▸ Instructions for the task
How many lines hold the string "ylabel"? Reply with the number alone.

▸ Dataset records on visual material
"""
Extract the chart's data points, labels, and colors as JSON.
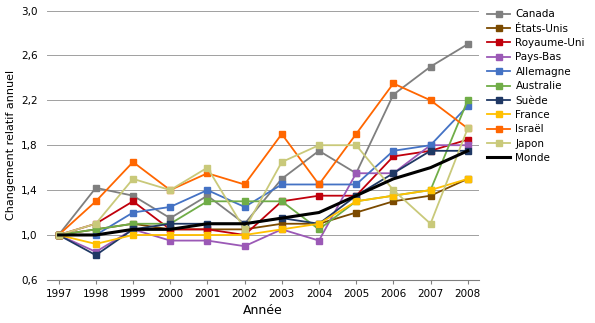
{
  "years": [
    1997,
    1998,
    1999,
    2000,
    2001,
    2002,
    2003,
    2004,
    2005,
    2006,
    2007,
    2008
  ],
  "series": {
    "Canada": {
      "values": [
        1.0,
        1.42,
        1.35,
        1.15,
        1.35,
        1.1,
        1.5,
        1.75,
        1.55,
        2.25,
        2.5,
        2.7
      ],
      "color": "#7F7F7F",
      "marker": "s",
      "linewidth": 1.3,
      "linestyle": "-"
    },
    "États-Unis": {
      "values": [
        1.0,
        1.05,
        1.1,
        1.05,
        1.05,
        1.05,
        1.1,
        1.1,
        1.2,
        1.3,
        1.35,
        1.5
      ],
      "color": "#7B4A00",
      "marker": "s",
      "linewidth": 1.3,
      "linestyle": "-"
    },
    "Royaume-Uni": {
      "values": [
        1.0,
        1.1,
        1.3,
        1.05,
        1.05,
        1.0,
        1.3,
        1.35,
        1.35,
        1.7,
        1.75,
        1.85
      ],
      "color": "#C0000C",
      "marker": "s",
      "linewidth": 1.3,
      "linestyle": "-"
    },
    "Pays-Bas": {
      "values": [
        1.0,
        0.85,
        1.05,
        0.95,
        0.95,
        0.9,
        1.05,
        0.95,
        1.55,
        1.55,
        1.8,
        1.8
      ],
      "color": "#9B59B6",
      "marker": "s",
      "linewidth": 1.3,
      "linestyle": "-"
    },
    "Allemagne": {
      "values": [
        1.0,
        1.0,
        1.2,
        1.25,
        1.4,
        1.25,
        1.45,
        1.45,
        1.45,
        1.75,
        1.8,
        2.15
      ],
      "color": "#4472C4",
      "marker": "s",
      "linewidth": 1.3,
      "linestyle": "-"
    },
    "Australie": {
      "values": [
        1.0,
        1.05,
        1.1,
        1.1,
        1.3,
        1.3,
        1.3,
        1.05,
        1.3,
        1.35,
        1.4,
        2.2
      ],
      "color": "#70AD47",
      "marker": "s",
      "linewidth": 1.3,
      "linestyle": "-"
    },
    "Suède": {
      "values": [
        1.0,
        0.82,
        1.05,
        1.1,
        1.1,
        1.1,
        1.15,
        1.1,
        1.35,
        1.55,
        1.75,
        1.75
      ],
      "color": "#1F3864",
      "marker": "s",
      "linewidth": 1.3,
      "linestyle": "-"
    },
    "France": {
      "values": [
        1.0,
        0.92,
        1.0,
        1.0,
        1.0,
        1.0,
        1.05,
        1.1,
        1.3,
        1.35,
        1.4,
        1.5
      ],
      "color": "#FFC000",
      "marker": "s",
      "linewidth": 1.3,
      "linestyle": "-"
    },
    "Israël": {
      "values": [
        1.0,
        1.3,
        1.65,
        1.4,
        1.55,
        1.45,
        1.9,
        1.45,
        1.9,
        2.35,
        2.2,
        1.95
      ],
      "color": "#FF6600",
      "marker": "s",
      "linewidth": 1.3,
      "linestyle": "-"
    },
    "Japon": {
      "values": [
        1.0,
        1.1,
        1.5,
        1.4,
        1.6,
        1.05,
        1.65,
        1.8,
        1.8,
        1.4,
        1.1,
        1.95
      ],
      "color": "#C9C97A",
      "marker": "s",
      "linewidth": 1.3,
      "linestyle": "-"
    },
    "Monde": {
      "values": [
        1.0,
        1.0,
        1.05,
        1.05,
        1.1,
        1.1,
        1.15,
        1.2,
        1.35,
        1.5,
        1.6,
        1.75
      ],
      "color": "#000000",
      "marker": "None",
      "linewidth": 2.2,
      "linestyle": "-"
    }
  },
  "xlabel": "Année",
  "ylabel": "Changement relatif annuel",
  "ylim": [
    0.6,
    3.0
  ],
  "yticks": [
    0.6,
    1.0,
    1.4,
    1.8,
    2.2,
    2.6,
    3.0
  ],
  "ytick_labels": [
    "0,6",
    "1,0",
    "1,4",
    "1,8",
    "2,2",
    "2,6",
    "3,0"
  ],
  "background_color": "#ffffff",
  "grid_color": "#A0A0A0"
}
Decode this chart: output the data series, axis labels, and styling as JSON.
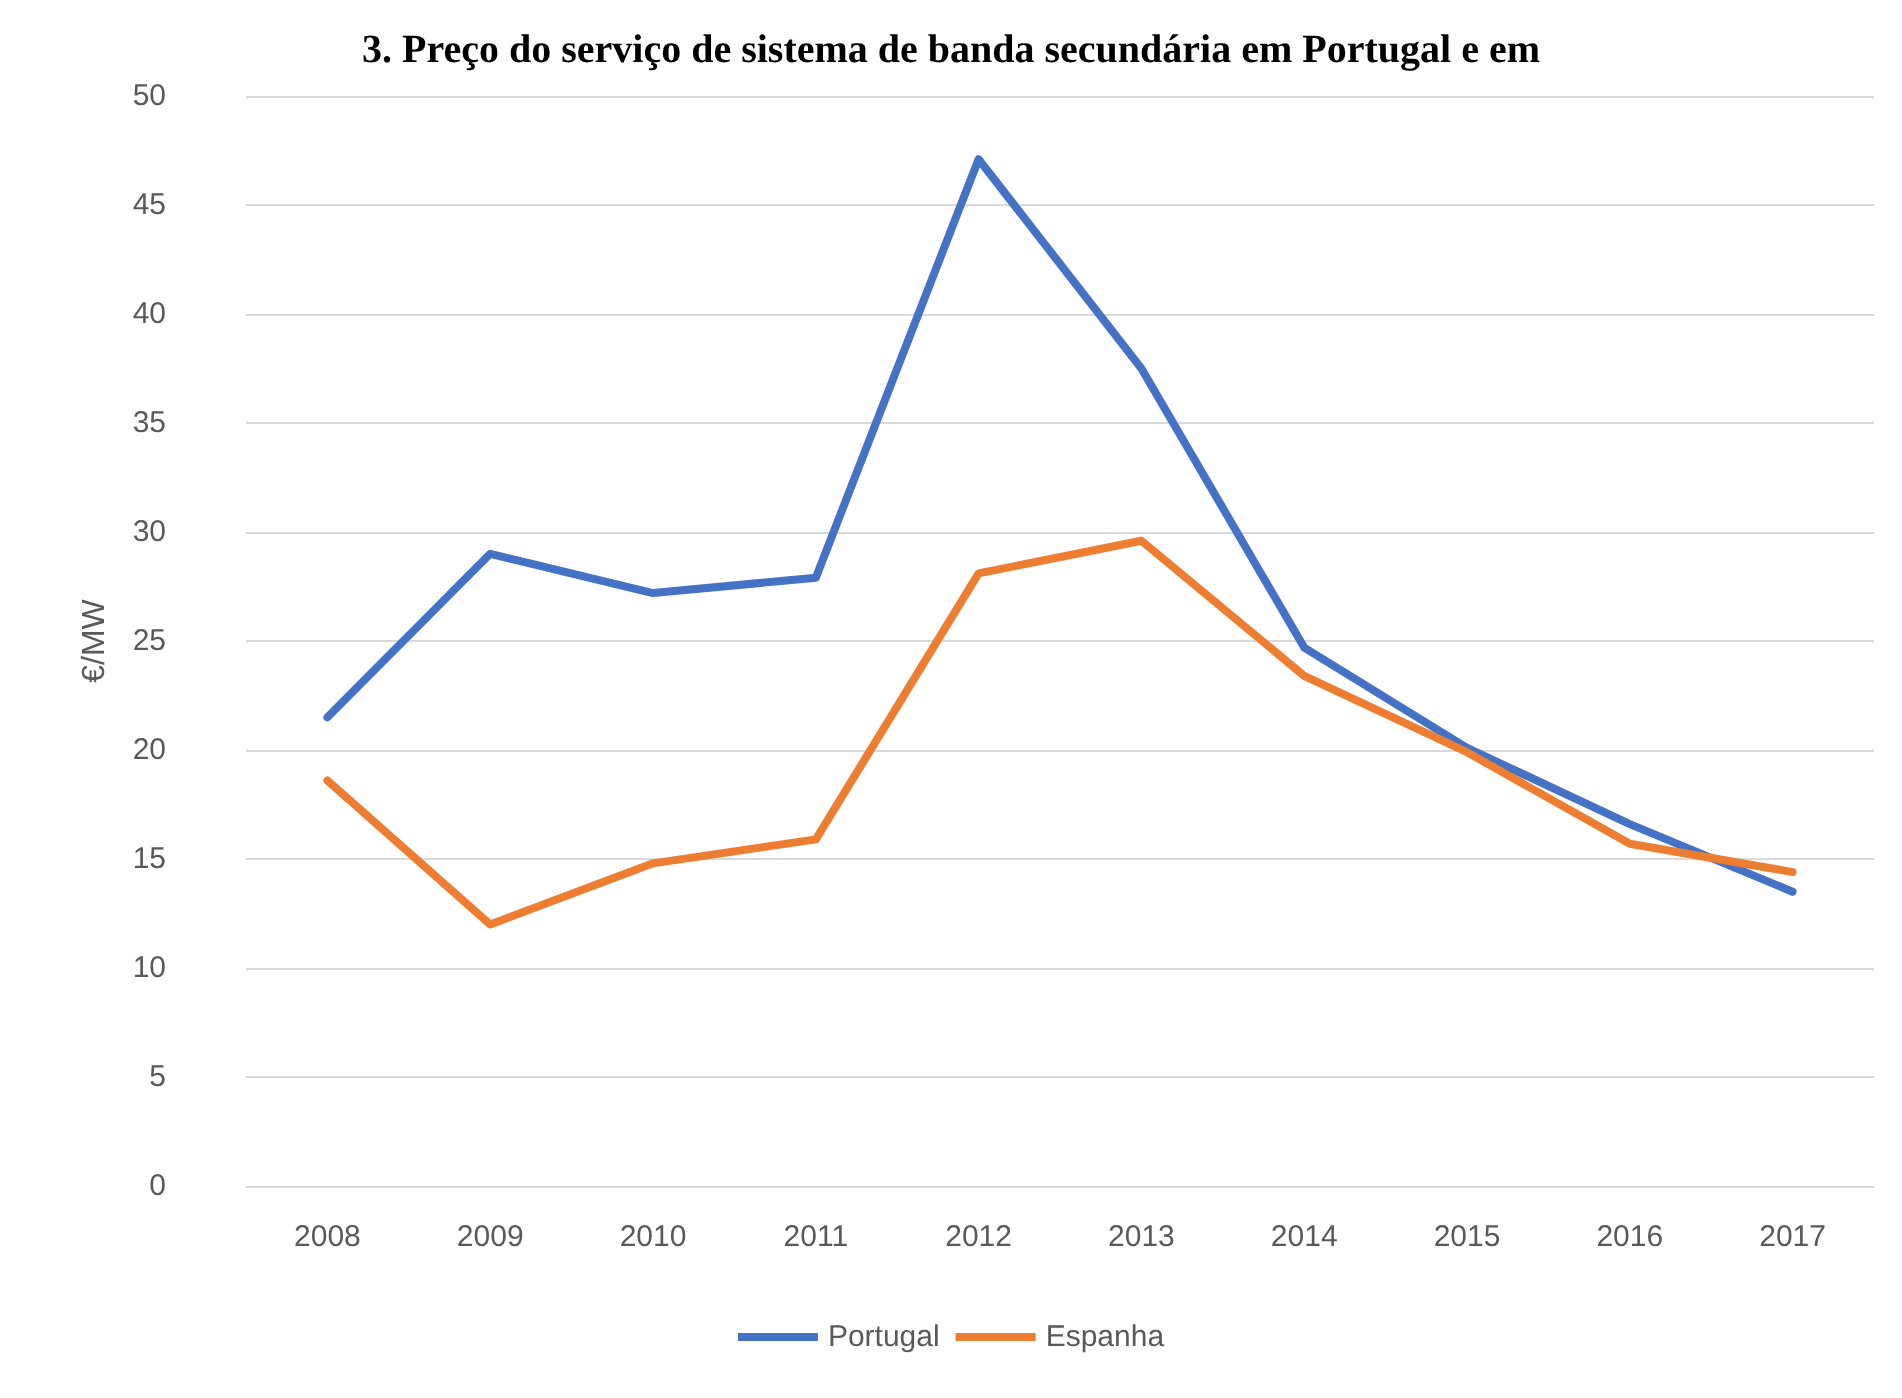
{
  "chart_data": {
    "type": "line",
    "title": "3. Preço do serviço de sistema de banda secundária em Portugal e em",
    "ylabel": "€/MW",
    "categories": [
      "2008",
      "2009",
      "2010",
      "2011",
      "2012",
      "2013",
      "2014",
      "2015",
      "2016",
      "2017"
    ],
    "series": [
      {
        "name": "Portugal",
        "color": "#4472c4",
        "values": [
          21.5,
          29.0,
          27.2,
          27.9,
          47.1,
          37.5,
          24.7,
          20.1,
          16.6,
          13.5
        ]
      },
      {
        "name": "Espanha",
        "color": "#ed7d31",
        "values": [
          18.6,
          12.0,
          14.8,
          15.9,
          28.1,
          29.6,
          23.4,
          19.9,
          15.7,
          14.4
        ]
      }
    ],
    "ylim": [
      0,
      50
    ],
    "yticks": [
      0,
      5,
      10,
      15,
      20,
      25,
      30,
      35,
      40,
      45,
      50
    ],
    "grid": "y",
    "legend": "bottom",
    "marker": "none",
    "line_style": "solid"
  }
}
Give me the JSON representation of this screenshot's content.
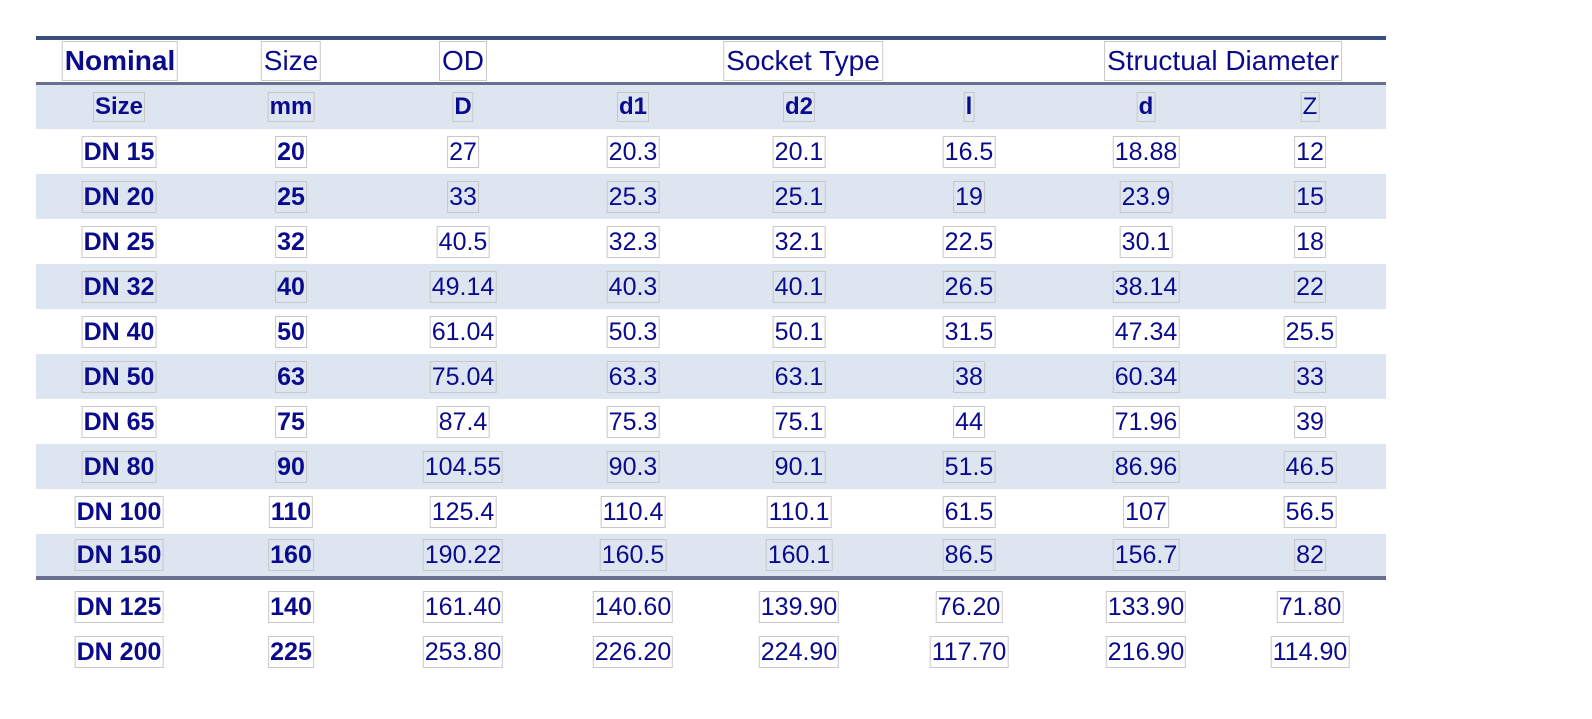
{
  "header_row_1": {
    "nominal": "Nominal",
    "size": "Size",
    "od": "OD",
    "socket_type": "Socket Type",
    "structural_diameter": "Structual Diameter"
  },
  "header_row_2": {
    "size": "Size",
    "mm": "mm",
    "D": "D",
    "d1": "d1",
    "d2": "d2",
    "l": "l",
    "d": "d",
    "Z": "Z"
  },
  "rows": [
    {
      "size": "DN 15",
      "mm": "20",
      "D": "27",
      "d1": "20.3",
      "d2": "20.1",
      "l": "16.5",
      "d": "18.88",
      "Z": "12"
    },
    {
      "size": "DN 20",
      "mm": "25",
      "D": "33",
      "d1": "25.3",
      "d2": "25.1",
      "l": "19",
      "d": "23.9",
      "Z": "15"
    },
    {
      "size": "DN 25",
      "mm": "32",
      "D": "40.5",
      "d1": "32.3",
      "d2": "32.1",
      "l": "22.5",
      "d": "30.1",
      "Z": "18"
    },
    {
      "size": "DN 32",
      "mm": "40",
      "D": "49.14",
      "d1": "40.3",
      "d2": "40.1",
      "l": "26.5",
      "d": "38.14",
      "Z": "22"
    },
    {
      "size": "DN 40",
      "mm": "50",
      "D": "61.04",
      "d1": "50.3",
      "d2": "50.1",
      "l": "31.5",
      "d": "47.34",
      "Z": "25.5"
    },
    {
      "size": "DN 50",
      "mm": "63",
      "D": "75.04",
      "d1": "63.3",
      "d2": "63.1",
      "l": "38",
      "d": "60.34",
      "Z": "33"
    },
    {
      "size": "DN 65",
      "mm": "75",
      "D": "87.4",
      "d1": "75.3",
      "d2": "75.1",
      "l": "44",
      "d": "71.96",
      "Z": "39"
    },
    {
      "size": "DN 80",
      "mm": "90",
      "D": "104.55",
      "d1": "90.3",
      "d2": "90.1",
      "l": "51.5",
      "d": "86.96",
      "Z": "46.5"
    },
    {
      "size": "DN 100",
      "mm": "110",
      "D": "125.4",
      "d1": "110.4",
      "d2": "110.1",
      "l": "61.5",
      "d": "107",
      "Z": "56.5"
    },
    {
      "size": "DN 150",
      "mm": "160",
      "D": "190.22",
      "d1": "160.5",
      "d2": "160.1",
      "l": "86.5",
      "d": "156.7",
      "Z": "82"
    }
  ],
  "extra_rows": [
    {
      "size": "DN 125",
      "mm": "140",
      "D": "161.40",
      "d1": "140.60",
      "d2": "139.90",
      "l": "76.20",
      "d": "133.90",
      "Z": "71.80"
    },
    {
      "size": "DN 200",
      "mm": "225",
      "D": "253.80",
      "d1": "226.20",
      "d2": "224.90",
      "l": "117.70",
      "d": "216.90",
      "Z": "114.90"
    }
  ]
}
"""
▸ Exercise result
2